> _What this task involves_
Below is a listing; copy all of it exactly.
START
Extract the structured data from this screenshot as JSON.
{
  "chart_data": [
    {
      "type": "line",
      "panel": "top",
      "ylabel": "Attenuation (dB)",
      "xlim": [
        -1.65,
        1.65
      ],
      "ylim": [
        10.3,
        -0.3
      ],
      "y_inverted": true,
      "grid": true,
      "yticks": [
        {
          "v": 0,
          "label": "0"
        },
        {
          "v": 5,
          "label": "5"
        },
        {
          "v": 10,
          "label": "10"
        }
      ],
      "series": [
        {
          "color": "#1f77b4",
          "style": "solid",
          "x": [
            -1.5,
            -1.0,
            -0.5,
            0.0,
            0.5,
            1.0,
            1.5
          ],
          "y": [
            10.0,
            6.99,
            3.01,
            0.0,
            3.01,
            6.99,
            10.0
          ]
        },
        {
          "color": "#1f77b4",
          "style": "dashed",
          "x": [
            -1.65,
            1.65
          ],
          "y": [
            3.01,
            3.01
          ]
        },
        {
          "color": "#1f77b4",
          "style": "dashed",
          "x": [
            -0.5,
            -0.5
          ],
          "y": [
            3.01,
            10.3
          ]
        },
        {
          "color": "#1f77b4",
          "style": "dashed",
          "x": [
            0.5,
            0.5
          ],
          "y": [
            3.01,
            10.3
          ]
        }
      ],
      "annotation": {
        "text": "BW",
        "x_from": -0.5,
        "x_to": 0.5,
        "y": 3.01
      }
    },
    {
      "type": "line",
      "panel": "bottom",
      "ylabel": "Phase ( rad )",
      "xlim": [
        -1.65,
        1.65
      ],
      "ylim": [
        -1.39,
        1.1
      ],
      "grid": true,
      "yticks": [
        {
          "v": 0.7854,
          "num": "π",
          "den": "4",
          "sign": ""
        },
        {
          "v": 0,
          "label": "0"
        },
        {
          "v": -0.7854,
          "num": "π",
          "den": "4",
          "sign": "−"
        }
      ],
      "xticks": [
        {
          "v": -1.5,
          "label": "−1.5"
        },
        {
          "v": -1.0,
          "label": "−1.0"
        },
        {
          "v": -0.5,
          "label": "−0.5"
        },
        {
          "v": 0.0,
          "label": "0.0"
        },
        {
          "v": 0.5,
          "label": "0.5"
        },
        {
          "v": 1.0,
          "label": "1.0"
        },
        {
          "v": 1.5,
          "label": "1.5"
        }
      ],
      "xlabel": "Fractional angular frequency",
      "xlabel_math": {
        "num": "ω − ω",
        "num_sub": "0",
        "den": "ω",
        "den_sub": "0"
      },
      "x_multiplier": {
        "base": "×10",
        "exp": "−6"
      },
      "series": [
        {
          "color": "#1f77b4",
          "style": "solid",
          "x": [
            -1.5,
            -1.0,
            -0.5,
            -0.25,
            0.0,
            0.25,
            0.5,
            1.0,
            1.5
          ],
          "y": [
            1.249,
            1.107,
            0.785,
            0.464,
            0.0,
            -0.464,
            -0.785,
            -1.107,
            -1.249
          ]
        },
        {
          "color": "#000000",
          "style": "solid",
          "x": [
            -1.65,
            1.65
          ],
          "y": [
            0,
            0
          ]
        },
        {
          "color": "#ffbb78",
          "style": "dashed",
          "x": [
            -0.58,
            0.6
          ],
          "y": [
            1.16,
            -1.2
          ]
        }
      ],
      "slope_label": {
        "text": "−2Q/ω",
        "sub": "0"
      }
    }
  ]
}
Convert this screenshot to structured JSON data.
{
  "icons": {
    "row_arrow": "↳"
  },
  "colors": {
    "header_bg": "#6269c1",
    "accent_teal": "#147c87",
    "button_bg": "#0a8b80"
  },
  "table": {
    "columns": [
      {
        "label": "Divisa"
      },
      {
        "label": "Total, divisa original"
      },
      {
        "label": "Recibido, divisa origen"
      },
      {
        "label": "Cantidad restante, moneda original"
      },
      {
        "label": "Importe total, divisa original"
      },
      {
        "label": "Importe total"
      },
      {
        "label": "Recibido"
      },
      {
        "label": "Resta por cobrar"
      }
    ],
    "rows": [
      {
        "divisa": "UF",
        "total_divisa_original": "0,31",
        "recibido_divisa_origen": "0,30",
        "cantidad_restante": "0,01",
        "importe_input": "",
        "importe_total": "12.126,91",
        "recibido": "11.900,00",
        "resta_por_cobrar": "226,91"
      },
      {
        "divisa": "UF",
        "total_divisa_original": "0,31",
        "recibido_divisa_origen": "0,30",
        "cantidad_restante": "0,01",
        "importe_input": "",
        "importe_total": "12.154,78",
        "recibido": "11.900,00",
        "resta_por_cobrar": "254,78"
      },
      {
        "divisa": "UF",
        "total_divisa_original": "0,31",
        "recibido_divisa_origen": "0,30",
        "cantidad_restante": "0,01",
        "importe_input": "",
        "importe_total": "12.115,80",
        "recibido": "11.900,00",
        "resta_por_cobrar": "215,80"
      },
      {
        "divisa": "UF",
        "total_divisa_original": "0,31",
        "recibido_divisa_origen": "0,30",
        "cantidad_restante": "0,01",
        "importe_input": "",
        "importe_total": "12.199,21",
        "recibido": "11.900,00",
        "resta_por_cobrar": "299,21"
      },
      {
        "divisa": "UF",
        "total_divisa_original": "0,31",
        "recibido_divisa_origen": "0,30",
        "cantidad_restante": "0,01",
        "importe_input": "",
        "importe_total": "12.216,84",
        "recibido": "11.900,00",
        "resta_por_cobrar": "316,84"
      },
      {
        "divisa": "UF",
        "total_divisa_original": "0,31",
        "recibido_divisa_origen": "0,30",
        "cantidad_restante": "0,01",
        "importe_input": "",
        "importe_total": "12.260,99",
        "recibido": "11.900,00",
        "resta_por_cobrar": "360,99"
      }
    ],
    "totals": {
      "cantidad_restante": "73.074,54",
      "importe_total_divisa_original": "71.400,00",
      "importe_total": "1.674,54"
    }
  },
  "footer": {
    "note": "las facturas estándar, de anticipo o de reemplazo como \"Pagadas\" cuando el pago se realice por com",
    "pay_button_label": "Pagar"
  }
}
END
> _The output_
Extract the structured data from this screenshot as JSON.
{
  "chart_data": [
    {
      "type": "line",
      "panel": "top",
      "ylabel": "Attenuation (dB)",
      "xlim": [
        -1.65,
        1.65
      ],
      "ylim": [
        10.3,
        -0.3
      ],
      "y_inverted": true,
      "grid": true,
      "yticks": [
        {
          "v": 0,
          "label": "0"
        },
        {
          "v": 5,
          "label": "5"
        },
        {
          "v": 10,
          "label": "10"
        }
      ],
      "series": [
        {
          "color": "#1f77b4",
          "style": "solid",
          "x": [
            -1.5,
            -1.0,
            -0.5,
            0.0,
            0.5,
            1.0,
            1.5
          ],
          "y": [
            10.0,
            6.99,
            3.01,
            0.0,
            3.01,
            6.99,
            10.0
          ]
        },
        {
          "color": "#1f77b4",
          "style": "dashed",
          "x": [
            -1.65,
            1.65
          ],
          "y": [
            3.01,
            3.01
          ]
        },
        {
          "color": "#1f77b4",
          "style": "dashed",
          "x": [
            -0.5,
            -0.5
          ],
          "y": [
            3.01,
            10.3
          ]
        },
        {
          "color": "#1f77b4",
          "style": "dashed",
          "x": [
            0.5,
            0.5
          ],
          "y": [
            3.01,
            10.3
          ]
        }
      ],
      "annotation": {
        "text": "BW",
        "x_from": -0.5,
        "x_to": 0.5,
        "y": 3.01
      }
    },
    {
      "type": "line",
      "panel": "bottom",
      "ylabel": "Phase ( rad )",
      "xlim": [
        -1.65,
        1.65
      ],
      "ylim": [
        -1.39,
        1.1
      ],
      "grid": true,
      "yticks": [
        {
          "v": 0.7854,
          "num": "π",
          "den": "4",
          "sign": ""
        },
        {
          "v": 0,
          "label": "0"
        },
        {
          "v": -0.7854,
          "num": "π",
          "den": "4",
          "sign": "−"
        }
      ],
      "xticks": [
        {
          "v": -1.5,
          "label": "−1.5"
        },
        {
          "v": -1.0,
          "label": "−1.0"
        },
        {
          "v": -0.5,
          "label": "−0.5"
        },
        {
          "v": 0.0,
          "label": "0.0"
        },
        {
          "v": 0.5,
          "label": "0.5"
        },
        {
          "v": 1.0,
          "label": "1.0"
        },
        {
          "v": 1.5,
          "label": "1.5"
        }
      ],
      "xlabel": "Fractional angular frequency",
      "xlabel_math": {
        "num": "ω − ω",
        "num_sub": "0",
        "den": "ω",
        "den_sub": "0"
      },
      "x_multiplier": {
        "base": "×10",
        "exp": "−6"
      },
      "series": [
        {
          "color": "#1f77b4",
          "style": "solid",
          "x": [
            -1.5,
            -1.0,
            -0.5,
            -0.25,
            0.0,
            0.25,
            0.5,
            1.0,
            1.5
          ],
          "y": [
            1.249,
            1.107,
            0.785,
            0.464,
            0.0,
            -0.464,
            -0.785,
            -1.107,
            -1.249
          ]
        },
        {
          "color": "#000000",
          "style": "solid",
          "x": [
            -1.65,
            1.65
          ],
          "y": [
            0,
            0
          ]
        },
        {
          "color": "#ffbb78",
          "style": "dashed",
          "x": [
            -0.58,
            0.6
          ],
          "y": [
            1.16,
            -1.2
          ]
        }
      ],
      "slope_label": {
        "text": "−2Q/ω",
        "sub": "0"
      }
    }
  ]
}
Convert this screenshot to structured JSON data.
{
  "icons": {
    "row_arrow": "↳"
  },
  "colors": {
    "header_bg": "#6269c1",
    "accent_teal": "#147c87",
    "button_bg": "#0a8b80"
  },
  "table": {
    "columns": [
      {
        "label": "Divisa"
      },
      {
        "label": "Total, divisa original"
      },
      {
        "label": "Recibido, divisa origen"
      },
      {
        "label": "Cantidad restante, moneda original"
      },
      {
        "label": "Importe total, divisa original"
      },
      {
        "label": "Importe total"
      },
      {
        "label": "Recibido"
      },
      {
        "label": "Resta por cobrar"
      }
    ],
    "rows": [
      {
        "divisa": "UF",
        "total_divisa_original": "0,31",
        "recibido_divisa_origen": "0,30",
        "cantidad_restante": "0,01",
        "importe_input": "",
        "importe_total": "12.126,91",
        "recibido": "11.900,00",
        "resta_por_cobrar": "226,91"
      },
      {
        "divisa": "UF",
        "total_divisa_original": "0,31",
        "recibido_divisa_origen": "0,30",
        "cantidad_restante": "0,01",
        "importe_input": "",
        "importe_total": "12.154,78",
        "recibido": "11.900,00",
        "resta_por_cobrar": "254,78"
      },
      {
        "divisa": "UF",
        "total_divisa_original": "0,31",
        "recibido_divisa_origen": "0,30",
        "cantidad_restante": "0,01",
        "importe_input": "",
        "importe_total": "12.115,80",
        "recibido": "11.900,00",
        "resta_por_cobrar": "215,80"
      },
      {
        "divisa": "UF",
        "total_divisa_original": "0,31",
        "recibido_divisa_origen": "0,30",
        "cantidad_restante": "0,01",
        "importe_input": "",
        "importe_total": "12.199,21",
        "recibido": "11.900,00",
        "resta_por_cobrar": "299,21"
      },
      {
        "divisa": "UF",
        "total_divisa_original": "0,31",
        "recibido_divisa_origen": "0,30",
        "cantidad_restante": "0,01",
        "importe_input": "",
        "importe_total": "12.216,84",
        "recibido": "11.900,00",
        "resta_por_cobrar": "316,84"
      },
      {
        "divisa": "UF",
        "total_divisa_original": "0,31",
        "recibido_divisa_origen": "0,30",
        "cantidad_restante": "0,01",
        "importe_input": "",
        "importe_total": "12.260,99",
        "recibido": "11.900,00",
        "resta_por_cobrar": "360,99"
      }
    ],
    "totals": {
      "cantidad_restante": "73.074,54",
      "importe_total_divisa_original": "71.400,00",
      "importe_total": "1.674,54"
    }
  },
  "footer": {
    "note": "las facturas estándar, de anticipo o de reemplazo como \"Pagadas\" cuando el pago se realice por com",
    "pay_button_label": "Pagar"
  }
}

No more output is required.